§ WORK TO COMPLETE
Count how many lines in this material contain "kadencji". The answer is that number alone.

§ RECORDS PROVIDED
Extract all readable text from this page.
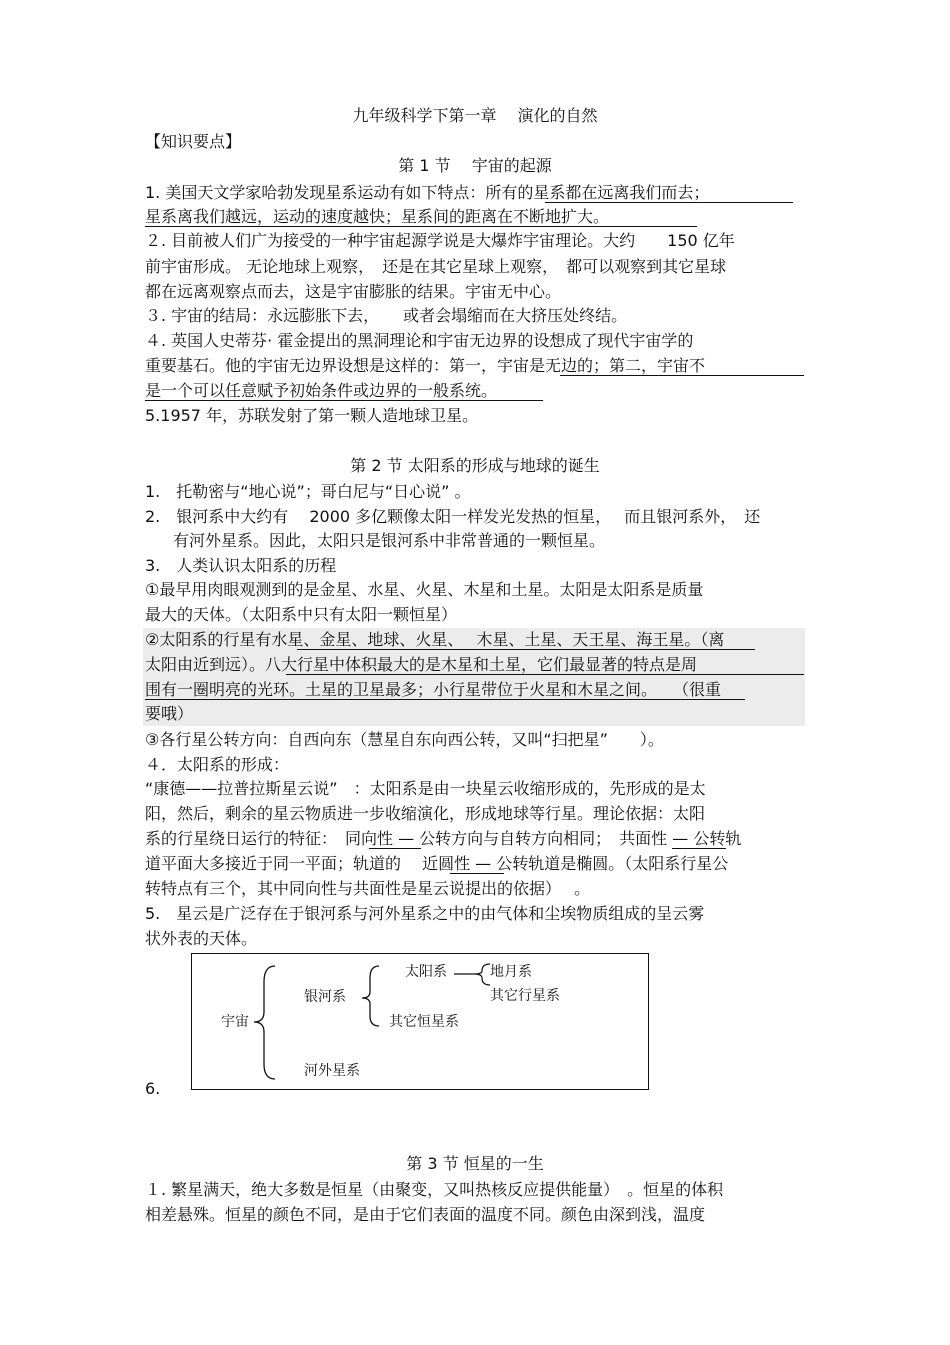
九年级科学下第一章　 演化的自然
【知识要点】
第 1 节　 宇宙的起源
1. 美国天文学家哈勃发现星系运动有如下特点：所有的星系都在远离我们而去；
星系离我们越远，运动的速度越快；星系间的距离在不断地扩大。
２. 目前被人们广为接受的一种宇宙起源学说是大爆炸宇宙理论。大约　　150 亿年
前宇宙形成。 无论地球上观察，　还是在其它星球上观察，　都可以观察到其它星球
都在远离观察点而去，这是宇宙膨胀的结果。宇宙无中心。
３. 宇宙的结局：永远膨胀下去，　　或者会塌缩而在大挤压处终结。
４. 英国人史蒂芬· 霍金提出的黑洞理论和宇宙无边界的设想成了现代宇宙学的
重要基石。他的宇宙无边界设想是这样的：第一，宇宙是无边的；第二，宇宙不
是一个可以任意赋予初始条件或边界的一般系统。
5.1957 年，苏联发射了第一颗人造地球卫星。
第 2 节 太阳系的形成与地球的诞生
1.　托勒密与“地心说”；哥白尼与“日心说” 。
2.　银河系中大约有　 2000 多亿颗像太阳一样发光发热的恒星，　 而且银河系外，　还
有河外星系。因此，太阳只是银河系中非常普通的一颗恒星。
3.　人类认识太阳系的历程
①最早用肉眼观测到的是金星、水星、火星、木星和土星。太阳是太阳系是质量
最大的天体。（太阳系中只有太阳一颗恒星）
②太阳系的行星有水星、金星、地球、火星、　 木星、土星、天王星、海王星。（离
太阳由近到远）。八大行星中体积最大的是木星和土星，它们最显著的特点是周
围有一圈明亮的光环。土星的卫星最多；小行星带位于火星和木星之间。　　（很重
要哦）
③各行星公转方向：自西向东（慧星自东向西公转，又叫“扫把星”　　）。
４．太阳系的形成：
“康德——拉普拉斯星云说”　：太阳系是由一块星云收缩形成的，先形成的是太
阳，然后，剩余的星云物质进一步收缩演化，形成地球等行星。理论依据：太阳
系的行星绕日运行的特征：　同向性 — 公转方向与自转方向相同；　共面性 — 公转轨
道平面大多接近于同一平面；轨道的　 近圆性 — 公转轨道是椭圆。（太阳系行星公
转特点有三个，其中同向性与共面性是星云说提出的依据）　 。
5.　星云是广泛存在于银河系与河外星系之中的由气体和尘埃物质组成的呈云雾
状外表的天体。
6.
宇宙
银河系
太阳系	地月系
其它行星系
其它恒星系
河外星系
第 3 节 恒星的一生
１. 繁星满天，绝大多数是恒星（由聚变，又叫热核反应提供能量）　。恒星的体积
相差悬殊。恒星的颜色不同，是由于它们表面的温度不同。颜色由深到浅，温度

==

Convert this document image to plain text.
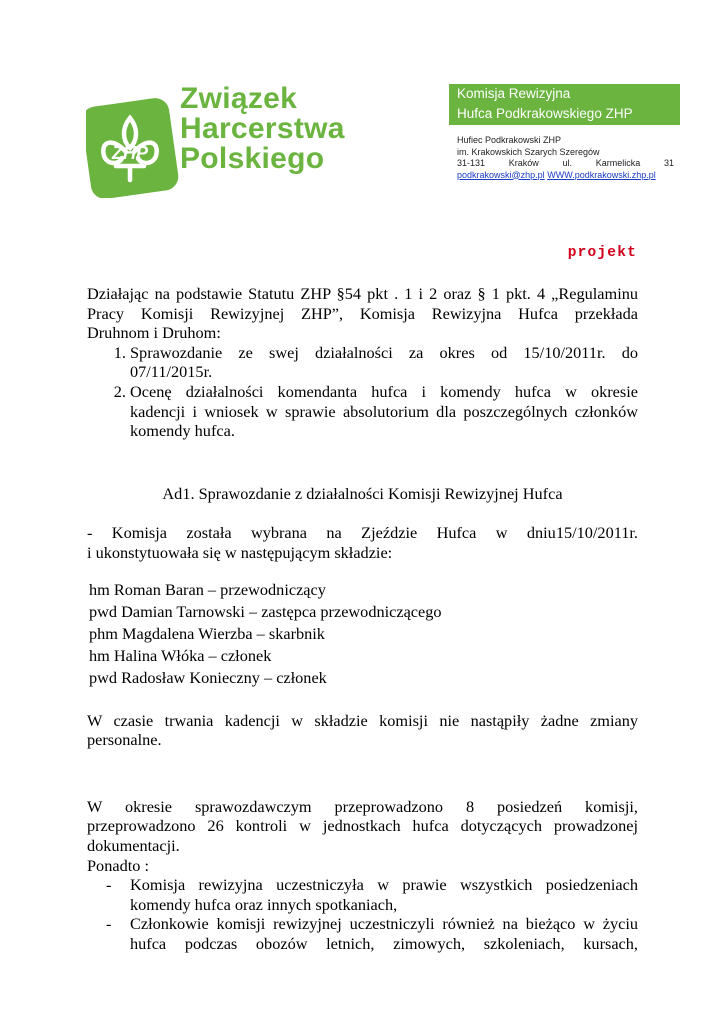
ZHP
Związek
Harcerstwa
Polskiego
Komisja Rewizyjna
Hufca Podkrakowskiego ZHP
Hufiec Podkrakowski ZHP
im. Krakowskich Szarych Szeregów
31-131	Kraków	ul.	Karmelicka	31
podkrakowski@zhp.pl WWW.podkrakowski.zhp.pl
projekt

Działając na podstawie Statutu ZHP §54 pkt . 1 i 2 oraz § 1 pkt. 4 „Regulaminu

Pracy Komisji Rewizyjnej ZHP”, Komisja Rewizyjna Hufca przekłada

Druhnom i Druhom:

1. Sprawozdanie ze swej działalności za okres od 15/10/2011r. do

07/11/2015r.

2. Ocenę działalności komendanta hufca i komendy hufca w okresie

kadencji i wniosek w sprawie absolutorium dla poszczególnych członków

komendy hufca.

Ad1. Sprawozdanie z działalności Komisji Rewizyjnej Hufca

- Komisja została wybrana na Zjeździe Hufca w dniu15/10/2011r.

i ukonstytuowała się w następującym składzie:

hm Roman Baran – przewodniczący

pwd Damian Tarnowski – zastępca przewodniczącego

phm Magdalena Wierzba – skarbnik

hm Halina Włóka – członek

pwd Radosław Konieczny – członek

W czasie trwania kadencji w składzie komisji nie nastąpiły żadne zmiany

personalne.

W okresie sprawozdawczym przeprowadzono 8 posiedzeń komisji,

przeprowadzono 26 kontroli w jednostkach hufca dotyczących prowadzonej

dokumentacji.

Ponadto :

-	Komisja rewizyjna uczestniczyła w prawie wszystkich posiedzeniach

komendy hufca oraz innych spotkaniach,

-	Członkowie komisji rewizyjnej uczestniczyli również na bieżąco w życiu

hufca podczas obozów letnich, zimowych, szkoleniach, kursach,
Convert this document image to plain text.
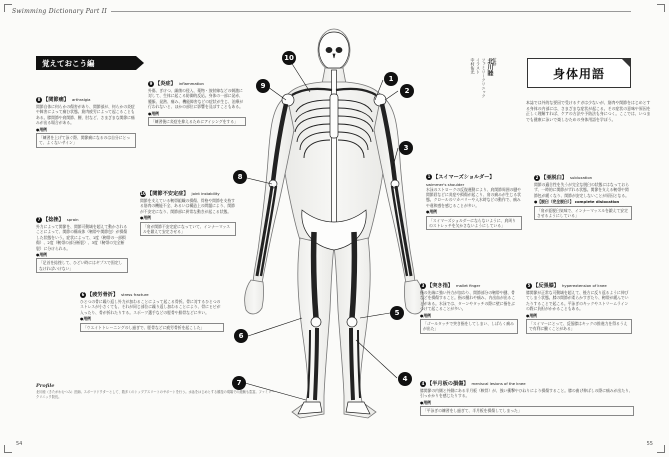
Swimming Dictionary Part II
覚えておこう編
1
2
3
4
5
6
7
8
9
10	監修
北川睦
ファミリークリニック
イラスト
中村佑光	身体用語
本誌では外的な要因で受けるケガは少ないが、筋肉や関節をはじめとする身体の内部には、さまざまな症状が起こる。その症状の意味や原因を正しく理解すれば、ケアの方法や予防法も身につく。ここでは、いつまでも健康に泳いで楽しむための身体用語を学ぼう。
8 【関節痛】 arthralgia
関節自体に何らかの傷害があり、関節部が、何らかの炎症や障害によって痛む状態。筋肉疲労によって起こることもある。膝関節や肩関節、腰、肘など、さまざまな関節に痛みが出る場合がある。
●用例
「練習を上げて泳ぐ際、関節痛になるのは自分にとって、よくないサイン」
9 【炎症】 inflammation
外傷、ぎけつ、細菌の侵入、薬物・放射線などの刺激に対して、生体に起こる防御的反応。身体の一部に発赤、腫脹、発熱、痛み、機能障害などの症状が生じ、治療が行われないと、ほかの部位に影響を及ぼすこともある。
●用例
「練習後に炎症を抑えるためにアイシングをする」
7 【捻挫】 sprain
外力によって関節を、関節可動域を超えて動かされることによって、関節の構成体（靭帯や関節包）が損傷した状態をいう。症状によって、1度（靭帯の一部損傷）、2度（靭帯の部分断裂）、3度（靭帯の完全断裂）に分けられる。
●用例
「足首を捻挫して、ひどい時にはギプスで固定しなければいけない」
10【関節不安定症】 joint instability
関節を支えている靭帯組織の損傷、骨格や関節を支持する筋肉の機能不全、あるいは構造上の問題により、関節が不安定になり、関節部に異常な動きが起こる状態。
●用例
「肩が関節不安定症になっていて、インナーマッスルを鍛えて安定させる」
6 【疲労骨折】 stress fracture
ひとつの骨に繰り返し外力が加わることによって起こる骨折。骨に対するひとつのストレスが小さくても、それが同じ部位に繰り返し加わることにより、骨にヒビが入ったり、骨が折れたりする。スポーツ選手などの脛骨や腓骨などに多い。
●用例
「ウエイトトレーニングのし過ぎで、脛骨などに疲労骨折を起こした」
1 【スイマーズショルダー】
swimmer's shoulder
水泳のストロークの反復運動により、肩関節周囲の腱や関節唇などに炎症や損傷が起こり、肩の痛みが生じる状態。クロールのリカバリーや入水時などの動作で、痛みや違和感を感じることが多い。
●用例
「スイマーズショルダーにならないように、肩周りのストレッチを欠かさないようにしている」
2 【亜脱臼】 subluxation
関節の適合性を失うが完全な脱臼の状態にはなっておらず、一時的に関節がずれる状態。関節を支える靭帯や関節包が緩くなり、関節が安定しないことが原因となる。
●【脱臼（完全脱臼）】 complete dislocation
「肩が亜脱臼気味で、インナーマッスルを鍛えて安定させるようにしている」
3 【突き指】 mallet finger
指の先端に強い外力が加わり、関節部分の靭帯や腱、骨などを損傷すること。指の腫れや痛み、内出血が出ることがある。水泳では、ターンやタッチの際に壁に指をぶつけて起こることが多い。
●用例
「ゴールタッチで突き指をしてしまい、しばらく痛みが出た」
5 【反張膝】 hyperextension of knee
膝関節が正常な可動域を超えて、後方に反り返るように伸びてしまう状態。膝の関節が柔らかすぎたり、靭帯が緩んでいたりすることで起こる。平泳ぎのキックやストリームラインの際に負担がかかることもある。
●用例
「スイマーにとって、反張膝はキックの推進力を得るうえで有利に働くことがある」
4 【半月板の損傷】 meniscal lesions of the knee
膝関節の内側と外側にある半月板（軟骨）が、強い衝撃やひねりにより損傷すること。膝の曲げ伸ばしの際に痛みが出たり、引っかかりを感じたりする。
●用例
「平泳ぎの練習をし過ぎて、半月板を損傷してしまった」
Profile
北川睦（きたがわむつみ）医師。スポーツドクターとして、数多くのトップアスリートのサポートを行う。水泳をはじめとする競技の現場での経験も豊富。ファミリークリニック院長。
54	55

§ THE ANSWER
2